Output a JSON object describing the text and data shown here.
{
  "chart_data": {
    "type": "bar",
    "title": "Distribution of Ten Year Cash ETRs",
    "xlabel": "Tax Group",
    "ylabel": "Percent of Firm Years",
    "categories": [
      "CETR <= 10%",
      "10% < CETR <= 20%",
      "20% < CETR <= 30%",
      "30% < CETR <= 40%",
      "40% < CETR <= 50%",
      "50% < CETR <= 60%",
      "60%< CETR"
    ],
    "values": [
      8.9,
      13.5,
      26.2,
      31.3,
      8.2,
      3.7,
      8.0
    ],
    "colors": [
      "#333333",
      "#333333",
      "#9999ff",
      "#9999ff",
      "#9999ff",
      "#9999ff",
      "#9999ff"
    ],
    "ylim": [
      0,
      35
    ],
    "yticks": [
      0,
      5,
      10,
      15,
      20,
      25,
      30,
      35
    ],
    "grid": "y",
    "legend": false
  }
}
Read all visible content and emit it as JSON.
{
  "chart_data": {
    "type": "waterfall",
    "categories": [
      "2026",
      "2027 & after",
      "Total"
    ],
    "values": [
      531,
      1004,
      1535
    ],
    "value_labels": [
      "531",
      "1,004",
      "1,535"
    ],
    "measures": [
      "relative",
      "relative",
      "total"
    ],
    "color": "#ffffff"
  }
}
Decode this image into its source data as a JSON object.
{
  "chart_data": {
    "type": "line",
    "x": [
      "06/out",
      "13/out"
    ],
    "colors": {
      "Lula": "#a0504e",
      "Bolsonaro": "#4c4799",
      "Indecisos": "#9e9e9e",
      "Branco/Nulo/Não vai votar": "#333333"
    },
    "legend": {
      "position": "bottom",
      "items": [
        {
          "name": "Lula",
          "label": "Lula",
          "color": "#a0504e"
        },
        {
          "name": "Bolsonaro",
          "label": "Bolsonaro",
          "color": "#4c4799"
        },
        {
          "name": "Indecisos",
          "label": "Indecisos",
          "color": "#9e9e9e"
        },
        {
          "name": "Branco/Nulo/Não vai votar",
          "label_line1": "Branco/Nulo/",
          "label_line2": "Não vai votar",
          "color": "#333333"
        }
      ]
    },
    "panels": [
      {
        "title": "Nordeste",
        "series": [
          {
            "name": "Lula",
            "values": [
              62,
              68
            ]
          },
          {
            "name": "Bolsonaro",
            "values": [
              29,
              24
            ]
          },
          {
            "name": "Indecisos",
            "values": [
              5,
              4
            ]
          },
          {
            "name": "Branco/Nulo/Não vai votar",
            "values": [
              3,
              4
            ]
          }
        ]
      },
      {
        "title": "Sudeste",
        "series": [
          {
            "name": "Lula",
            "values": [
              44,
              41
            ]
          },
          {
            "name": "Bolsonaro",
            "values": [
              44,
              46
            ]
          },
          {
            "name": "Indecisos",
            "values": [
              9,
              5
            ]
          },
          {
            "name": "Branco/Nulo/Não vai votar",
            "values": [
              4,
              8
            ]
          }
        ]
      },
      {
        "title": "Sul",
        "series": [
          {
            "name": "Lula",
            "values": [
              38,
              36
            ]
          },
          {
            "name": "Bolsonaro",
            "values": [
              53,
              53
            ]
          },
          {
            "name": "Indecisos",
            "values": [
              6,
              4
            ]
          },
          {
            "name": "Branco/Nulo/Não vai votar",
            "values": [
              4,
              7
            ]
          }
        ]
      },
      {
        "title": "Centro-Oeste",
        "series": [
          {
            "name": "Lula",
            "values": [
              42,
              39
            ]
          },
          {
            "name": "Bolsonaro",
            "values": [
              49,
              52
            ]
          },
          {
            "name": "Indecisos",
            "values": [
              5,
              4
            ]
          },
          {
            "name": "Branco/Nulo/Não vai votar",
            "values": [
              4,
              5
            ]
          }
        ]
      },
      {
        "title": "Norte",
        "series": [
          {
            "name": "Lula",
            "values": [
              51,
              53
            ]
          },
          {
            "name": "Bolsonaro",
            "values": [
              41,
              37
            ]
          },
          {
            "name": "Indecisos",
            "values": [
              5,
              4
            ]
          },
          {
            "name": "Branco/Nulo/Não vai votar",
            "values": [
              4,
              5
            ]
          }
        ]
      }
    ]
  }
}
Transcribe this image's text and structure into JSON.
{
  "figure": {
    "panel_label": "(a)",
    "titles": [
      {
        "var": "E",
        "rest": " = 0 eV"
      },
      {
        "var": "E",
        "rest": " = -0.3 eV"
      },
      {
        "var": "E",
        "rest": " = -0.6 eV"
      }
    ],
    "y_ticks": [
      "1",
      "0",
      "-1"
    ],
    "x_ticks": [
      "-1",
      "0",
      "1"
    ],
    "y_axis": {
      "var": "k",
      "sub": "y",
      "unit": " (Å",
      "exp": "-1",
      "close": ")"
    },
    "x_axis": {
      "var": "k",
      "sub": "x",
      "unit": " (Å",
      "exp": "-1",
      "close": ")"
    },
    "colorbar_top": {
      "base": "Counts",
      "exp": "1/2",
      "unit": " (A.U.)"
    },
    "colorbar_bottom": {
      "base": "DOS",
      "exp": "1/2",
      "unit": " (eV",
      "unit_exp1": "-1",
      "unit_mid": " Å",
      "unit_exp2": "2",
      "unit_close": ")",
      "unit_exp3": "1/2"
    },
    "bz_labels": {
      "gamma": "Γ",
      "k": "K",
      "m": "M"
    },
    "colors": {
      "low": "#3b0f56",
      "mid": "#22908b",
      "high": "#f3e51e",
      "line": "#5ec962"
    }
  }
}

- - - - -

__WHAT IS NEEDED__.
Each line of the material should be echoed exactly.

__SOLUTION TO THIS EXERCISE__.
Output a JSON object describing the text and data shown here.
{
  "chart_data": {
    "type": "bar",
    "title": "Distribution of Ten Year Cash ETRs",
    "xlabel": "Tax Group",
    "ylabel": "Percent of Firm Years",
    "categories": [
      "CETR <= 10%",
      "10% < CETR <= 20%",
      "20% < CETR <= 30%",
      "30% < CETR <= 40%",
      "40% < CETR <= 50%",
      "50% < CETR <= 60%",
      "60%< CETR"
    ],
    "values": [
      8.9,
      13.5,
      26.2,
      31.3,
      8.2,
      3.7,
      8.0
    ],
    "colors": [
      "#333333",
      "#333333",
      "#9999ff",
      "#9999ff",
      "#9999ff",
      "#9999ff",
      "#9999ff"
    ],
    "ylim": [
      0,
      35
    ],
    "yticks": [
      0,
      5,
      10,
      15,
      20,
      25,
      30,
      35
    ],
    "grid": "y",
    "legend": false
  }
}
Read all visible content and emit it as JSON.
{
  "chart_data": {
    "type": "waterfall",
    "categories": [
      "2026",
      "2027 & after",
      "Total"
    ],
    "values": [
      531,
      1004,
      1535
    ],
    "value_labels": [
      "531",
      "1,004",
      "1,535"
    ],
    "measures": [
      "relative",
      "relative",
      "total"
    ],
    "color": "#ffffff"
  }
}
Decode this image into its source data as a JSON object.
{
  "chart_data": {
    "type": "line",
    "x": [
      "06/out",
      "13/out"
    ],
    "colors": {
      "Lula": "#a0504e",
      "Bolsonaro": "#4c4799",
      "Indecisos": "#9e9e9e",
      "Branco/Nulo/Não vai votar": "#333333"
    },
    "legend": {
      "position": "bottom",
      "items": [
        {
          "name": "Lula",
          "label": "Lula",
          "color": "#a0504e"
        },
        {
          "name": "Bolsonaro",
          "label": "Bolsonaro",
          "color": "#4c4799"
        },
        {
          "name": "Indecisos",
          "label": "Indecisos",
          "color": "#9e9e9e"
        },
        {
          "name": "Branco/Nulo/Não vai votar",
          "label_line1": "Branco/Nulo/",
          "label_line2": "Não vai votar",
          "color": "#333333"
        }
      ]
    },
    "panels": [
      {
        "title": "Nordeste",
        "series": [
          {
            "name": "Lula",
            "values": [
              62,
              68
            ]
          },
          {
            "name": "Bolsonaro",
            "values": [
              29,
              24
            ]
          },
          {
            "name": "Indecisos",
            "values": [
              5,
              4
            ]
          },
          {
            "name": "Branco/Nulo/Não vai votar",
            "values": [
              3,
              4
            ]
          }
        ]
      },
      {
        "title": "Sudeste",
        "series": [
          {
            "name": "Lula",
            "values": [
              44,
              41
            ]
          },
          {
            "name": "Bolsonaro",
            "values": [
              44,
              46
            ]
          },
          {
            "name": "Indecisos",
            "values": [
              9,
              5
            ]
          },
          {
            "name": "Branco/Nulo/Não vai votar",
            "values": [
              4,
              8
            ]
          }
        ]
      },
      {
        "title": "Sul",
        "series": [
          {
            "name": "Lula",
            "values": [
              38,
              36
            ]
          },
          {
            "name": "Bolsonaro",
            "values": [
              53,
              53
            ]
          },
          {
            "name": "Indecisos",
            "values": [
              6,
              4
            ]
          },
          {
            "name": "Branco/Nulo/Não vai votar",
            "values": [
              4,
              7
            ]
          }
        ]
      },
      {
        "title": "Centro-Oeste",
        "series": [
          {
            "name": "Lula",
            "values": [
              42,
              39
            ]
          },
          {
            "name": "Bolsonaro",
            "values": [
              49,
              52
            ]
          },
          {
            "name": "Indecisos",
            "values": [
              5,
              4
            ]
          },
          {
            "name": "Branco/Nulo/Não vai votar",
            "values": [
              4,
              5
            ]
          }
        ]
      },
      {
        "title": "Norte",
        "series": [
          {
            "name": "Lula",
            "values": [
              51,
              53
            ]
          },
          {
            "name": "Bolsonaro",
            "values": [
              41,
              37
            ]
          },
          {
            "name": "Indecisos",
            "values": [
              5,
              4
            ]
          },
          {
            "name": "Branco/Nulo/Não vai votar",
            "values": [
              4,
              5
            ]
          }
        ]
      }
    ]
  }
}
Transcribe this image's text and structure into JSON.
{
  "figure": {
    "panel_label": "(a)",
    "titles": [
      {
        "var": "E",
        "rest": " = 0 eV"
      },
      {
        "var": "E",
        "rest": " = -0.3 eV"
      },
      {
        "var": "E",
        "rest": " = -0.6 eV"
      }
    ],
    "y_ticks": [
      "1",
      "0",
      "-1"
    ],
    "x_ticks": [
      "-1",
      "0",
      "1"
    ],
    "y_axis": {
      "var": "k",
      "sub": "y",
      "unit": " (Å",
      "exp": "-1",
      "close": ")"
    },
    "x_axis": {
      "var": "k",
      "sub": "x",
      "unit": " (Å",
      "exp": "-1",
      "close": ")"
    },
    "colorbar_top": {
      "base": "Counts",
      "exp": "1/2",
      "unit": " (A.U.)"
    },
    "colorbar_bottom": {
      "base": "DOS",
      "exp": "1/2",
      "unit": " (eV",
      "unit_exp1": "-1",
      "unit_mid": " Å",
      "unit_exp2": "2",
      "unit_close": ")",
      "unit_exp3": "1/2"
    },
    "bz_labels": {
      "gamma": "Γ",
      "k": "K",
      "m": "M"
    },
    "colors": {
      "low": "#3b0f56",
      "mid": "#22908b",
      "high": "#f3e51e",
      "line": "#5ec962"
    }
  }
}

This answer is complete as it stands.